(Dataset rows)

━━━━

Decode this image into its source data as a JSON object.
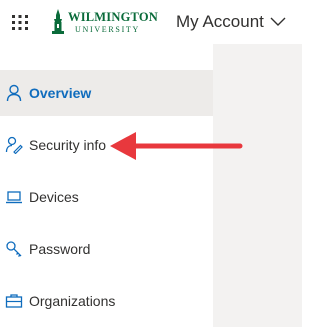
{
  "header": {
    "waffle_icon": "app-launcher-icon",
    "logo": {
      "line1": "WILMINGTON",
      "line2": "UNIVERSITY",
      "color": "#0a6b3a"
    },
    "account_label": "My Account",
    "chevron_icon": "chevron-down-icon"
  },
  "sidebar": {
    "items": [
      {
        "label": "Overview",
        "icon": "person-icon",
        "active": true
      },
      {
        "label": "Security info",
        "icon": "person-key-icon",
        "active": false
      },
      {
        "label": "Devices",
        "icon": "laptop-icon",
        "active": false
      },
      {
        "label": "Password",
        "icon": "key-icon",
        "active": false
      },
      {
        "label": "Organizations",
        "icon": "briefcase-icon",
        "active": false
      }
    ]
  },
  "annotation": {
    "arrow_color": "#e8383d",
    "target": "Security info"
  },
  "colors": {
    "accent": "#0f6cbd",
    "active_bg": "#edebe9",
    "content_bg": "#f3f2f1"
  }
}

━━━━

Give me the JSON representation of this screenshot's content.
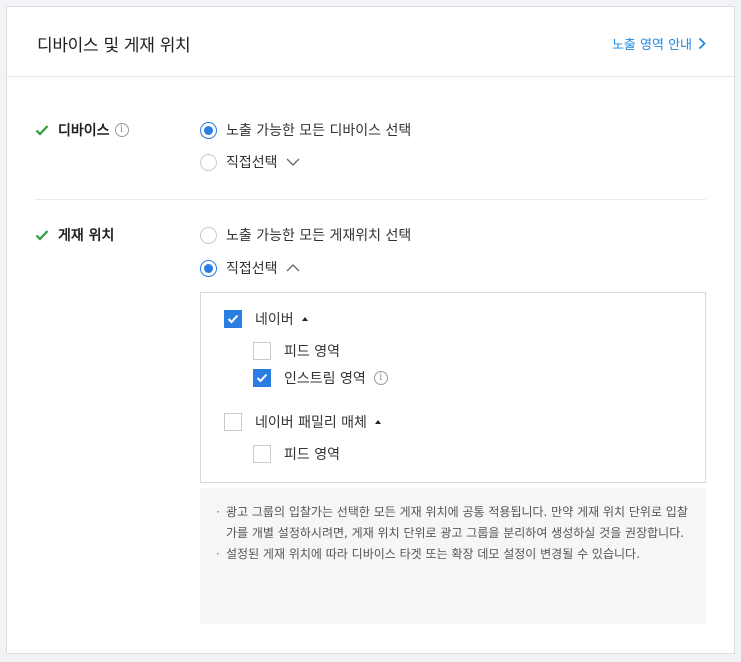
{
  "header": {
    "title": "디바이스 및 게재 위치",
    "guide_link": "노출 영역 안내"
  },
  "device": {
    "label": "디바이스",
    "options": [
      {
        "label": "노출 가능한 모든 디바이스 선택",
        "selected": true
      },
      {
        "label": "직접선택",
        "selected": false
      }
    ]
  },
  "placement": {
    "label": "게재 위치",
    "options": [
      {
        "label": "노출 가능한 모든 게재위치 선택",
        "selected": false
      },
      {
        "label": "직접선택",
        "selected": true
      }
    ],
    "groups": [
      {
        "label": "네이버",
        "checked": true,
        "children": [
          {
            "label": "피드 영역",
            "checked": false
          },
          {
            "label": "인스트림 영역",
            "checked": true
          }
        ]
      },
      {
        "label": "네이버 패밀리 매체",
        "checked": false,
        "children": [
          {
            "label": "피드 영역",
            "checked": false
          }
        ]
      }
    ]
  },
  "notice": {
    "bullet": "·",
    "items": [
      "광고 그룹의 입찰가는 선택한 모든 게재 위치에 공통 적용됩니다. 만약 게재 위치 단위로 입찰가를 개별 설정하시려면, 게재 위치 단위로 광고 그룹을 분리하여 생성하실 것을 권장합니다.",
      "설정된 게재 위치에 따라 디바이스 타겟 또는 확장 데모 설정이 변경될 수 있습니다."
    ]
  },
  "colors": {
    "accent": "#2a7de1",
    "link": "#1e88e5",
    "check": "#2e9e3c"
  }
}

━━━━

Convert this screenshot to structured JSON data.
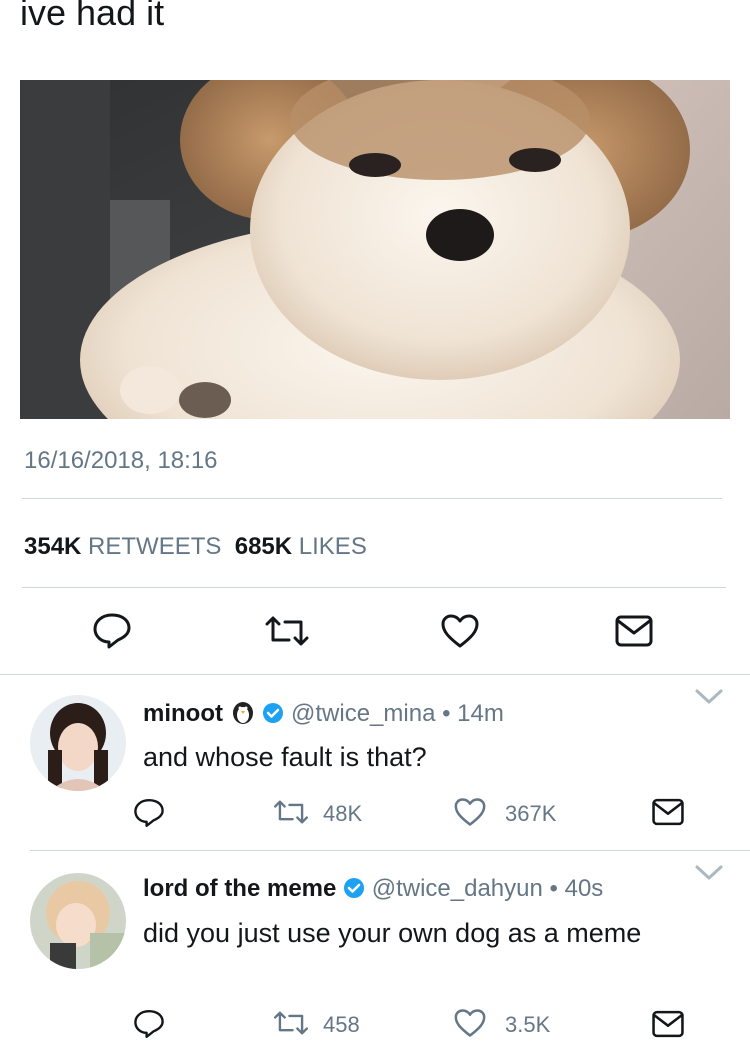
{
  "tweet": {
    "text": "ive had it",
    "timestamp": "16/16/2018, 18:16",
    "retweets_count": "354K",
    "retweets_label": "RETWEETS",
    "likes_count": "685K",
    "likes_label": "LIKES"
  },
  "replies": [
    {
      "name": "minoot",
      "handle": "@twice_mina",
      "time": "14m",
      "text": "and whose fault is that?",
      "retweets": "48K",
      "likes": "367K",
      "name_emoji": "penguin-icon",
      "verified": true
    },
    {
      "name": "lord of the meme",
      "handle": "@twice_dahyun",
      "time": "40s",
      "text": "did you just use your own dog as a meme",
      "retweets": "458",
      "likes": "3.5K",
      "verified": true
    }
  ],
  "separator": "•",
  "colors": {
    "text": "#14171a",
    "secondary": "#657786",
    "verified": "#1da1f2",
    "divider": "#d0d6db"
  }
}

━━━━

Problem: Tally up the lines holding the string "JSON" in this listing, and report the total alone.

Answer: 3